What you are asked to do -> Scan the data below and pick out the lines containing the word "leave".

Material ->
*-*-*

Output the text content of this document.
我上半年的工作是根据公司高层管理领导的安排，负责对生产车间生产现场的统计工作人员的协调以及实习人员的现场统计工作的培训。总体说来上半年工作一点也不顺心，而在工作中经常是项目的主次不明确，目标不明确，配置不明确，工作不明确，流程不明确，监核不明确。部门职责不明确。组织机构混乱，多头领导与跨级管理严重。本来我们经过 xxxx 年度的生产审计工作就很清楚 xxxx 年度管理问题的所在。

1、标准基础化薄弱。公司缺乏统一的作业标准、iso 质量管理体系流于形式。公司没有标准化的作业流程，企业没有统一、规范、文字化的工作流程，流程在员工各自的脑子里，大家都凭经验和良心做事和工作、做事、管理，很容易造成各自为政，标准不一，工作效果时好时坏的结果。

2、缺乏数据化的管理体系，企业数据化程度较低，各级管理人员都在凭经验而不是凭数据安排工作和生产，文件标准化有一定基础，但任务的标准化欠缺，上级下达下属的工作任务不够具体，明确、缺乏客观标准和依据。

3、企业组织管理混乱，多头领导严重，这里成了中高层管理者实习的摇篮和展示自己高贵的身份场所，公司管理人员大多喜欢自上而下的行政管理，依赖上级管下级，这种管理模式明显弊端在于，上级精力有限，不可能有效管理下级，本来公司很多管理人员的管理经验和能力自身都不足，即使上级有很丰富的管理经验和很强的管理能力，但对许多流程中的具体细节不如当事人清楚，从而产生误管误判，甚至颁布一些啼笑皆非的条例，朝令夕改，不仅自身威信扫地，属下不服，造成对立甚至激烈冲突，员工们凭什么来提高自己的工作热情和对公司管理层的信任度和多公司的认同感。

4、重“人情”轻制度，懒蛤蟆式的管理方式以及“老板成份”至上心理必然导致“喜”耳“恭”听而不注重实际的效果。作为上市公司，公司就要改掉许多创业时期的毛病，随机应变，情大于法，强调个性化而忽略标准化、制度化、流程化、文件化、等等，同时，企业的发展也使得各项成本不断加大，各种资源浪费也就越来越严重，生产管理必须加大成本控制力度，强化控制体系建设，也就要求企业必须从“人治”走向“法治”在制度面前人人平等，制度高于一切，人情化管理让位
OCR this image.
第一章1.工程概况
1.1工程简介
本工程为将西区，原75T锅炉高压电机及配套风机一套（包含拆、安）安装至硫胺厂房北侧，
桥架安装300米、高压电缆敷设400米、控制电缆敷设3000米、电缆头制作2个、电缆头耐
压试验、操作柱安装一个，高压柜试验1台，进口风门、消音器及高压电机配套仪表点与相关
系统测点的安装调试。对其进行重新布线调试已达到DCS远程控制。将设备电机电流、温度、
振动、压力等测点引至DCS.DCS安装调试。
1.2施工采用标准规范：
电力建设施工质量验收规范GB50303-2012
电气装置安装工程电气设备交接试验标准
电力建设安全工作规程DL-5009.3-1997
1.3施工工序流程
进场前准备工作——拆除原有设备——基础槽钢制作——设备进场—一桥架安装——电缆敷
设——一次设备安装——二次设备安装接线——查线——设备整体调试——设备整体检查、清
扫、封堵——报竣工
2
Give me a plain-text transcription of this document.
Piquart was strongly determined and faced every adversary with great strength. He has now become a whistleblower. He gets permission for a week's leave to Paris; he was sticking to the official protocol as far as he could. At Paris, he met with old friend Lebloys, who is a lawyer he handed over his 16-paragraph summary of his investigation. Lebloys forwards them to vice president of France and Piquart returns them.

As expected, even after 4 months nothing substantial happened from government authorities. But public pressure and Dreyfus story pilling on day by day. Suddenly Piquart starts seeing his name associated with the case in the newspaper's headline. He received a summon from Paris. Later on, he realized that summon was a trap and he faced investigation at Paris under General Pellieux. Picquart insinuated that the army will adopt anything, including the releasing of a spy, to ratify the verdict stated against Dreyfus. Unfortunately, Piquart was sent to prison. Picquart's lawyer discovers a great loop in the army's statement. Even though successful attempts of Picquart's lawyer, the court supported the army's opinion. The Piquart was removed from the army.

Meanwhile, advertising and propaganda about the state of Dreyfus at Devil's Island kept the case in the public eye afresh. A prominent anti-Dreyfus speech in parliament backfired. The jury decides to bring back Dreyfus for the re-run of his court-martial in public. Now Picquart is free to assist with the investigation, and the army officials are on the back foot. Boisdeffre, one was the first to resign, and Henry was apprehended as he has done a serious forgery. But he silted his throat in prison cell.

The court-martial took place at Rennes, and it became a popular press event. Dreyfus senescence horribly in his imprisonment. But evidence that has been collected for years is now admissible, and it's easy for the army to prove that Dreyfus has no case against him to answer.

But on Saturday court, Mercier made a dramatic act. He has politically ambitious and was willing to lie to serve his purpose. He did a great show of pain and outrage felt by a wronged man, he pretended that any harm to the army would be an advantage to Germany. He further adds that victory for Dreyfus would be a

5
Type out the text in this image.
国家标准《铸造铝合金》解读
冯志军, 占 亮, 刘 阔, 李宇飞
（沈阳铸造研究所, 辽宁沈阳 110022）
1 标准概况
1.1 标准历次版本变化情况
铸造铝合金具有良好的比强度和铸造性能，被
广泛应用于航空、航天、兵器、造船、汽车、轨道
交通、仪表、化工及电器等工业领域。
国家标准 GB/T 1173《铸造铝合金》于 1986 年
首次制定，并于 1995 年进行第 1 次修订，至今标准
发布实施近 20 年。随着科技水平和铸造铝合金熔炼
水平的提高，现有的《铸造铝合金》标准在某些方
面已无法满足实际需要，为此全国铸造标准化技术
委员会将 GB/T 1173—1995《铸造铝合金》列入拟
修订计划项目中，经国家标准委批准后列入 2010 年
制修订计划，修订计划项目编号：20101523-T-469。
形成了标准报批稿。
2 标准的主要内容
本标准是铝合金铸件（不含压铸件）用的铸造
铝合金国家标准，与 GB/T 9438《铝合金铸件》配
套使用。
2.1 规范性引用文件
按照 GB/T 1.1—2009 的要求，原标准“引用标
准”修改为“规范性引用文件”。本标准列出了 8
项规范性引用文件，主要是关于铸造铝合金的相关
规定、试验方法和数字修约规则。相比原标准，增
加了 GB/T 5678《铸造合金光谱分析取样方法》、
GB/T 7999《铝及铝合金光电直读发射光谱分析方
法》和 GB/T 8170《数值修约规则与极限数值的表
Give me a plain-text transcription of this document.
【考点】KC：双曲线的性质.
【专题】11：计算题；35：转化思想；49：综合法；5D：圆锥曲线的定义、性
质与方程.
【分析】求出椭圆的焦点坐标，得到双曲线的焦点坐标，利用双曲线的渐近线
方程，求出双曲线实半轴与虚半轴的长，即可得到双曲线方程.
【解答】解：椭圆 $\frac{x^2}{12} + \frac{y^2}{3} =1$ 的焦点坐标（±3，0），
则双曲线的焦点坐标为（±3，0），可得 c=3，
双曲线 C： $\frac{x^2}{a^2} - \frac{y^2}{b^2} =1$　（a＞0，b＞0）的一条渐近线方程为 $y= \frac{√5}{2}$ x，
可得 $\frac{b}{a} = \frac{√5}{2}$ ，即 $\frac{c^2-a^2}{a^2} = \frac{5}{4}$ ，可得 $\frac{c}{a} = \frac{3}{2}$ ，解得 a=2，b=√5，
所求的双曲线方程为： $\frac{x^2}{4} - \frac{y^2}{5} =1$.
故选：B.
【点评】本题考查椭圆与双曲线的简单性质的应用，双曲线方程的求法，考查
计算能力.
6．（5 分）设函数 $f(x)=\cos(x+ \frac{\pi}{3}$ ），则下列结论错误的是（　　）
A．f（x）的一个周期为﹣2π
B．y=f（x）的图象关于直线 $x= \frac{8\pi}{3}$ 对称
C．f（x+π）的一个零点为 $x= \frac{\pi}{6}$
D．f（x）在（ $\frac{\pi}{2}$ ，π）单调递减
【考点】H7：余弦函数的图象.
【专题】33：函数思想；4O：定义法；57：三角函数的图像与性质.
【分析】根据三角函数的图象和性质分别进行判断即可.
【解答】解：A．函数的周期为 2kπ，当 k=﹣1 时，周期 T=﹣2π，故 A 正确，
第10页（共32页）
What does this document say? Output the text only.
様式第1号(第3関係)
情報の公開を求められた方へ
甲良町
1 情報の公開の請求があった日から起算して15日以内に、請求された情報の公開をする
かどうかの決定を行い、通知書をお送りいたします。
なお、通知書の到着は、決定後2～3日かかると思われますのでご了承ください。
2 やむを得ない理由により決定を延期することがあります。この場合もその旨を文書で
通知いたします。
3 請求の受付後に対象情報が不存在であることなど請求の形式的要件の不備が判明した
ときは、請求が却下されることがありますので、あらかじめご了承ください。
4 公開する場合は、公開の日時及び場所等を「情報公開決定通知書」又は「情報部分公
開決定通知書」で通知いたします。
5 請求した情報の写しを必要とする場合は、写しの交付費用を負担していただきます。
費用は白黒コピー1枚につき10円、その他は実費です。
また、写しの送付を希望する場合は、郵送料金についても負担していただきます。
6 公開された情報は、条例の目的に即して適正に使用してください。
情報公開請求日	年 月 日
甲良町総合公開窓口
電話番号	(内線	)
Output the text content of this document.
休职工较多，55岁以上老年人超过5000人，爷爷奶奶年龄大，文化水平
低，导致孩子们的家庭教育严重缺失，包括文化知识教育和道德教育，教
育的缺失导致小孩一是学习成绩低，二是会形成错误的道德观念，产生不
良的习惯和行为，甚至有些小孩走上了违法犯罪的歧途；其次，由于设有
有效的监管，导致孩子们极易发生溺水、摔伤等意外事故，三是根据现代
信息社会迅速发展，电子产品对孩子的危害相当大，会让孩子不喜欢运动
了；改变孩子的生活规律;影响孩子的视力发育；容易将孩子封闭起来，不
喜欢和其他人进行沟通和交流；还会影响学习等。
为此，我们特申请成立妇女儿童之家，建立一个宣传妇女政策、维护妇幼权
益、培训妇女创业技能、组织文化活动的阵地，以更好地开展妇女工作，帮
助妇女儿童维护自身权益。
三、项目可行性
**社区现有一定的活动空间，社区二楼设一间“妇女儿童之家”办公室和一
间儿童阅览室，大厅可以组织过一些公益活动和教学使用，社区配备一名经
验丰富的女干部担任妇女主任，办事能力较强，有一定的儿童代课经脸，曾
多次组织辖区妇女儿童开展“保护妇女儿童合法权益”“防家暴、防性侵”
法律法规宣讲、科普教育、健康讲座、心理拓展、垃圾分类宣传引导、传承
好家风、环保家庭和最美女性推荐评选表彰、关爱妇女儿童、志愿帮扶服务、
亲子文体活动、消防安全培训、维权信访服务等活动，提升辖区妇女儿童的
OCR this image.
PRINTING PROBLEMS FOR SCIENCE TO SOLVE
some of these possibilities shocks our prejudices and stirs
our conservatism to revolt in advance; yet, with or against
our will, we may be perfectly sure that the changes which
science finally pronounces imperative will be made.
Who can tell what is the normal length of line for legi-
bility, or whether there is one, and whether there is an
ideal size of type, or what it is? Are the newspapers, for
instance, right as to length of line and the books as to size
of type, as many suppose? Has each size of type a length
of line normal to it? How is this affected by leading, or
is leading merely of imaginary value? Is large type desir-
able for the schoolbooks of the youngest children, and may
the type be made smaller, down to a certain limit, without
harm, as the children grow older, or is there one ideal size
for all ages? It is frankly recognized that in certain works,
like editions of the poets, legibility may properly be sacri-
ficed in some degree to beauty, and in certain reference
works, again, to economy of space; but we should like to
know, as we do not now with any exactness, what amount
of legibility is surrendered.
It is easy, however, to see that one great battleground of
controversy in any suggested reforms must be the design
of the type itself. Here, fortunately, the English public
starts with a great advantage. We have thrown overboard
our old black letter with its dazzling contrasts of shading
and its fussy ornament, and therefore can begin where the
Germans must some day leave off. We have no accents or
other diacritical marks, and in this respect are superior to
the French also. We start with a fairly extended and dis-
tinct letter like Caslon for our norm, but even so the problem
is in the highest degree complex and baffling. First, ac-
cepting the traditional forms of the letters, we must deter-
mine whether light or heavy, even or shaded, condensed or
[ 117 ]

*-*-*

The solution ->
Piquart was strongly determined and faced every adversary with great strength. He has now become a whistleblower. He gets permission for a week's leave to Paris; he was sticking to the official protocol as far as he could. At Paris, he met with old friend Lebloys, who is a lawyer he handed over his 16-paragraph summary of his investigation. Lebloys forwards them to vice president of France and Piquart returns them.
Germans must some day leave off. We have no accents or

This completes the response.